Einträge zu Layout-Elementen
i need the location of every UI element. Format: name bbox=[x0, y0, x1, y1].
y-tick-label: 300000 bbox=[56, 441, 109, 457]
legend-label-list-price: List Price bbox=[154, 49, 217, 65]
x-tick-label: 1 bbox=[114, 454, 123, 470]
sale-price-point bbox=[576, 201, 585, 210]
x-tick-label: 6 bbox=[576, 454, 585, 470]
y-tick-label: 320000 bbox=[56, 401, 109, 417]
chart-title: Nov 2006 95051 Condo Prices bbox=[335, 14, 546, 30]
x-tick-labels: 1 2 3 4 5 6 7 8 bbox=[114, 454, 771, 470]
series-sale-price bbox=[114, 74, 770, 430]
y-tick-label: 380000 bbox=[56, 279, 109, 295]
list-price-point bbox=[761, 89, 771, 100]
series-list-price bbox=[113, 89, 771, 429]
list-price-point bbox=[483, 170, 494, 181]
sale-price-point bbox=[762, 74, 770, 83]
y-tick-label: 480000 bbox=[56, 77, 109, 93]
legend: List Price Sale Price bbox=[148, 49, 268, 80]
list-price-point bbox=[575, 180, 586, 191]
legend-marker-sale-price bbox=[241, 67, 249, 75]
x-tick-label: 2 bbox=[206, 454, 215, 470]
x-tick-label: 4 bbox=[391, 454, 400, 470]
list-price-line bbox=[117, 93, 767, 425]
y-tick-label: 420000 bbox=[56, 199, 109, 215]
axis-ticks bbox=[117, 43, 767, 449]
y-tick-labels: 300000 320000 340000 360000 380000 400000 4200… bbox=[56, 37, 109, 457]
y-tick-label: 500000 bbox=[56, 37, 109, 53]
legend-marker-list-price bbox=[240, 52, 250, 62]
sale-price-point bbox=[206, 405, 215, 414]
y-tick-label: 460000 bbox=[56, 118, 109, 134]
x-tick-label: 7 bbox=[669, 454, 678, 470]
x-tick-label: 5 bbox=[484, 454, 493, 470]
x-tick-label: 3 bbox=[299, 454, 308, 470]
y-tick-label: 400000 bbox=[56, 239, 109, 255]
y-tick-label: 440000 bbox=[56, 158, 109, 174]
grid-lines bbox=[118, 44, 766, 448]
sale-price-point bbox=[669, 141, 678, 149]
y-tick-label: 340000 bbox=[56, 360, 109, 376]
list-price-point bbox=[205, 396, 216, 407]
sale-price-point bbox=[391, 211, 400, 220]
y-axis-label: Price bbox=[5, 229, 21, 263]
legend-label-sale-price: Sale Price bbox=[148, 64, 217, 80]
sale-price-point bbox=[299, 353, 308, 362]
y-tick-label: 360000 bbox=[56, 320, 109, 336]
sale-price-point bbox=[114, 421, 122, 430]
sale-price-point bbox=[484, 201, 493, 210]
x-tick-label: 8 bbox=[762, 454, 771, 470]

# GESTELLTE AUFGABE
Schreib alle Einträge oben Zeile für Zeile ab, ohne etwas daran zu ändern.

# LÖSUNG DER AUFGABE
i need the location of every UI element. Format: name bbox=[x0, y0, x1, y1].
y-tick-label: 300000 bbox=[56, 441, 109, 457]
legend-label-list-price: List Price bbox=[154, 49, 217, 65]
x-tick-label: 1 bbox=[114, 454, 123, 470]
sale-price-point bbox=[576, 201, 585, 210]
x-tick-label: 6 bbox=[576, 454, 585, 470]
y-tick-label: 320000 bbox=[56, 401, 109, 417]
chart-title: Nov 2006 95051 Condo Prices bbox=[335, 14, 546, 30]
x-tick-labels: 1 2 3 4 5 6 7 8 bbox=[114, 454, 771, 470]
series-sale-price bbox=[114, 74, 770, 430]
y-tick-label: 380000 bbox=[56, 279, 109, 295]
list-price-point bbox=[761, 89, 771, 100]
series-list-price bbox=[113, 89, 771, 429]
list-price-point bbox=[483, 170, 494, 181]
sale-price-point bbox=[762, 74, 770, 83]
y-tick-label: 480000 bbox=[56, 77, 109, 93]
legend: List Price Sale Price bbox=[148, 49, 268, 80]
list-price-point bbox=[575, 180, 586, 191]
legend-marker-sale-price bbox=[241, 67, 249, 75]
x-tick-label: 2 bbox=[206, 454, 215, 470]
x-tick-label: 4 bbox=[391, 454, 400, 470]
list-price-line bbox=[117, 93, 767, 425]
y-tick-label: 420000 bbox=[56, 199, 109, 215]
axis-ticks bbox=[117, 43, 767, 449]
y-tick-labels: 300000 320000 340000 360000 380000 400000 4200… bbox=[56, 37, 109, 457]
y-tick-label: 500000 bbox=[56, 37, 109, 53]
legend-marker-list-price bbox=[240, 52, 250, 62]
sale-price-point bbox=[206, 405, 215, 414]
y-tick-label: 460000 bbox=[56, 118, 109, 134]
x-tick-label: 7 bbox=[669, 454, 678, 470]
x-tick-label: 5 bbox=[484, 454, 493, 470]
x-tick-label: 3 bbox=[299, 454, 308, 470]
y-tick-label: 400000 bbox=[56, 239, 109, 255]
y-tick-label: 440000 bbox=[56, 158, 109, 174]
grid-lines bbox=[118, 44, 766, 448]
sale-price-point bbox=[669, 141, 678, 149]
y-tick-label: 340000 bbox=[56, 360, 109, 376]
list-price-point bbox=[205, 396, 216, 407]
sale-price-point bbox=[391, 211, 400, 220]
y-axis-label: Price bbox=[5, 229, 21, 263]
legend-label-sale-price: Sale Price bbox=[148, 64, 217, 80]
sale-price-point bbox=[299, 353, 308, 362]
y-tick-label: 360000 bbox=[56, 320, 109, 336]
sale-price-point bbox=[114, 421, 122, 430]
sale-price-point bbox=[484, 201, 493, 210]
x-tick-label: 8 bbox=[762, 454, 771, 470]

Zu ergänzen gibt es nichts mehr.